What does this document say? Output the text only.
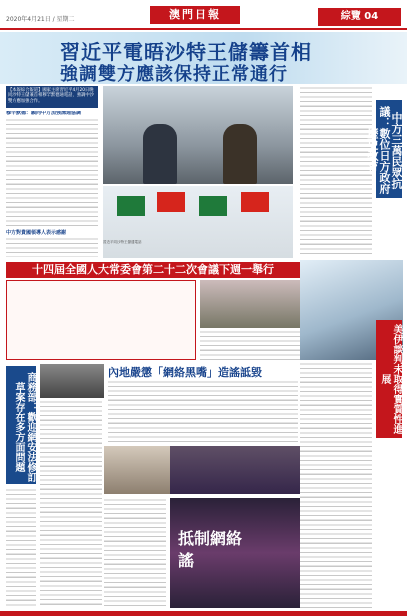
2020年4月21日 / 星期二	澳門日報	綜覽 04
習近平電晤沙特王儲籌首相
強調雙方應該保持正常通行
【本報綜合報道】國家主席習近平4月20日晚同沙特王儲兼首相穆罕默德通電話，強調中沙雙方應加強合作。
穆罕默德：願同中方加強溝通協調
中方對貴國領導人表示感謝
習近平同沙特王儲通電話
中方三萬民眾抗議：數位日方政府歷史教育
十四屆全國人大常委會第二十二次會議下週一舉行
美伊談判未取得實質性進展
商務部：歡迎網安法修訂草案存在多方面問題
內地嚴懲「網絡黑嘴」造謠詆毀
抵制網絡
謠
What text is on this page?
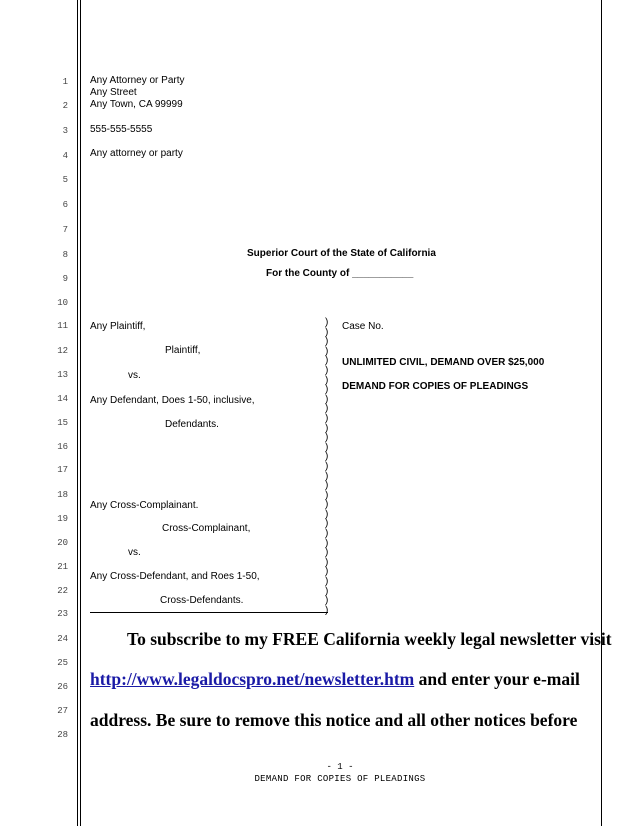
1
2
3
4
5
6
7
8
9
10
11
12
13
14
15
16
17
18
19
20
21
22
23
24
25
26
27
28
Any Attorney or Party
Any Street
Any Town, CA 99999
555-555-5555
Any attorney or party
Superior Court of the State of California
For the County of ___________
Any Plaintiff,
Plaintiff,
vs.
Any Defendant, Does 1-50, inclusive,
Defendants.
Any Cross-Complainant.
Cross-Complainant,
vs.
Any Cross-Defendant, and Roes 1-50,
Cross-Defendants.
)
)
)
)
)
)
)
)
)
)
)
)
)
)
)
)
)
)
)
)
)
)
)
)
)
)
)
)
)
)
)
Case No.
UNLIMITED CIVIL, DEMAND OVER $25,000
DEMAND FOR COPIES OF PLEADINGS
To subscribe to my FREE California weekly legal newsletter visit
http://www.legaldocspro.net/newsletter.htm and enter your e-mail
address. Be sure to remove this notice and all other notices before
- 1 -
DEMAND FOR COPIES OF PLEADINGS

= = = = = = =

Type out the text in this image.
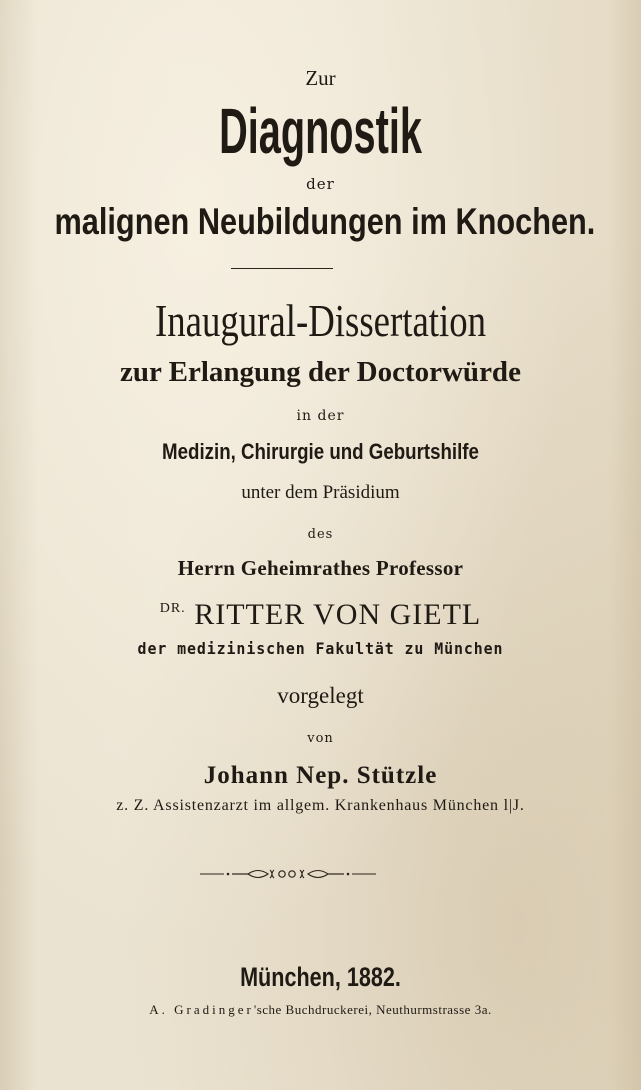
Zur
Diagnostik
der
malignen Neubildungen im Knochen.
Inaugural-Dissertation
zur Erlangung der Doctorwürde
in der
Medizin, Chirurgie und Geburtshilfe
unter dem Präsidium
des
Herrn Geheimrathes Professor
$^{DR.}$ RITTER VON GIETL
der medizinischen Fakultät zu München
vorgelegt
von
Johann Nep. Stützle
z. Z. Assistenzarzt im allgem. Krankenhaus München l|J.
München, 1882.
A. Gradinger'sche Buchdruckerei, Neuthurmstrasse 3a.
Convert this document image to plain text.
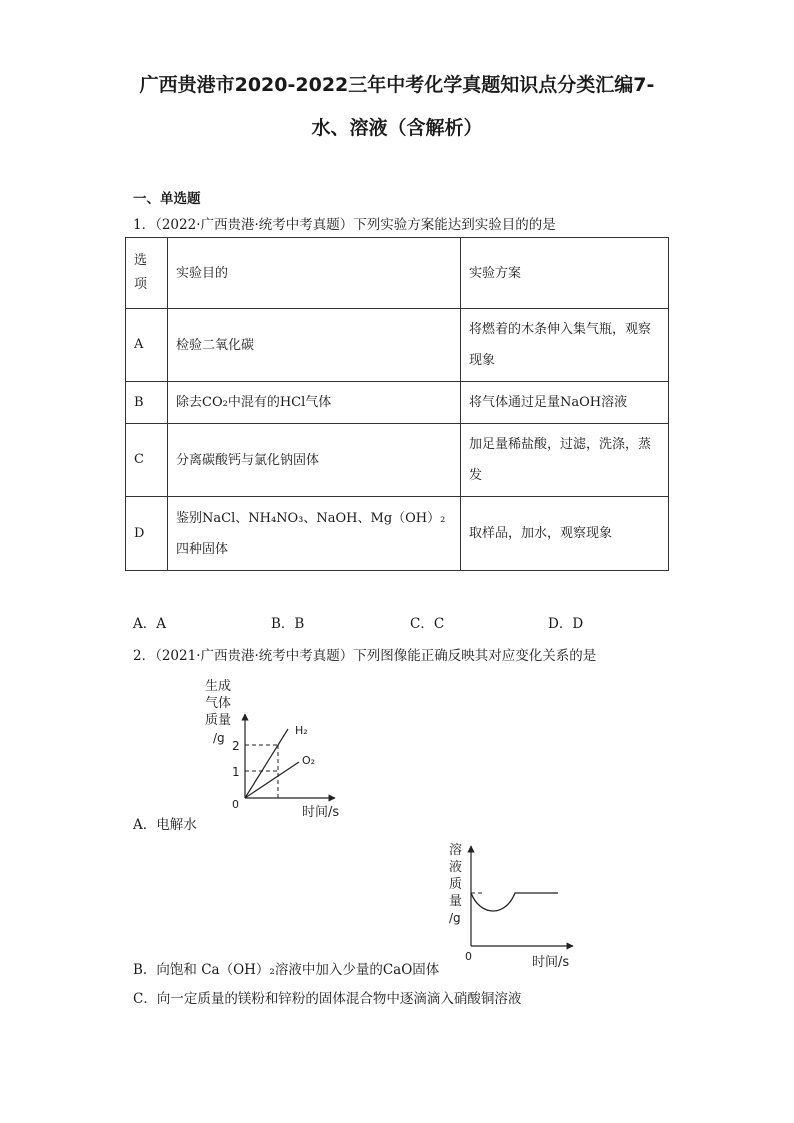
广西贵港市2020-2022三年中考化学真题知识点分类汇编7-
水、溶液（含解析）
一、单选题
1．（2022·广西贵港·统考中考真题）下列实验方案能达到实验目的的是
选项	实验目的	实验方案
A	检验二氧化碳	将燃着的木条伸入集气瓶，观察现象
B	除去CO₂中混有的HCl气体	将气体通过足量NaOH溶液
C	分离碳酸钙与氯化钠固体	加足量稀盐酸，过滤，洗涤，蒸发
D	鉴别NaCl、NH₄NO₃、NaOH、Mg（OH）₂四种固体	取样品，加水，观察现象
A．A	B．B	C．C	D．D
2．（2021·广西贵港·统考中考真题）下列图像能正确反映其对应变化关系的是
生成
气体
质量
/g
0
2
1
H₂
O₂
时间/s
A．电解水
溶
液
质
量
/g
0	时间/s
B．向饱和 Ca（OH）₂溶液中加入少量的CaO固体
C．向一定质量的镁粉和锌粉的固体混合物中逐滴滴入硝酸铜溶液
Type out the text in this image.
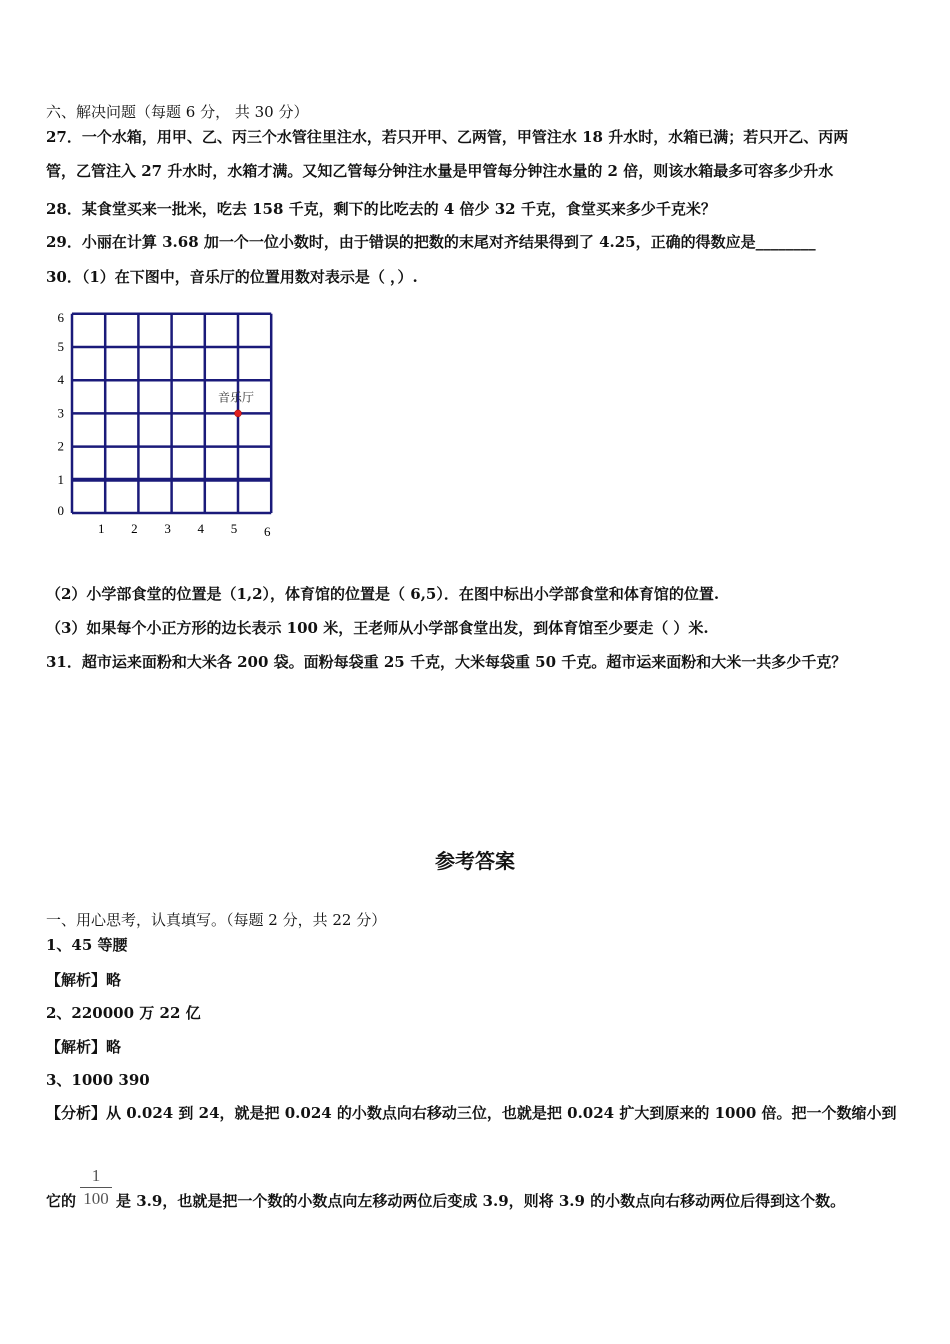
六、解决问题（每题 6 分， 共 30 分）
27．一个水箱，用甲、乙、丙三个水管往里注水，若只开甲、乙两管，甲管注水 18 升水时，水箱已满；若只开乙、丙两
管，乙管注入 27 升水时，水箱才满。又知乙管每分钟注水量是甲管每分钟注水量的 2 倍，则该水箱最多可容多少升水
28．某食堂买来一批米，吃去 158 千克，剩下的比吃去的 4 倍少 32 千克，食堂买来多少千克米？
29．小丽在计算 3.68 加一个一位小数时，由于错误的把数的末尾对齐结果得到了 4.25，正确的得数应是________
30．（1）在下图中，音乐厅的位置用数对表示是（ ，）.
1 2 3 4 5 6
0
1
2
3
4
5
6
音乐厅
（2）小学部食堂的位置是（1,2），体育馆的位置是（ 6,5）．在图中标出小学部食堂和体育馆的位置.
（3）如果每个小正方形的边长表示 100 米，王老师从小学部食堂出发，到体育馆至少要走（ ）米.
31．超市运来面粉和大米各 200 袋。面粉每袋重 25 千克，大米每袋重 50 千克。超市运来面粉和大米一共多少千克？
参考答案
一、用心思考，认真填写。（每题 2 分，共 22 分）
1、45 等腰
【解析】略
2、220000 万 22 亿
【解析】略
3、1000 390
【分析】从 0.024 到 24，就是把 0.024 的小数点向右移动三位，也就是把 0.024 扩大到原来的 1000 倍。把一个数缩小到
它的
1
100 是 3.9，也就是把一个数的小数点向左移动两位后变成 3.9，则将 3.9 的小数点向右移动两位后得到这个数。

= = = = = = =

* Task goal *
Gather up every line in the data above that contains the word "München", copying each one.

* Completed task *
der medizinischen Fakultät zu München
z. Z. Assistenzarzt im allgem. Krankenhaus München l|J.
München, 1882.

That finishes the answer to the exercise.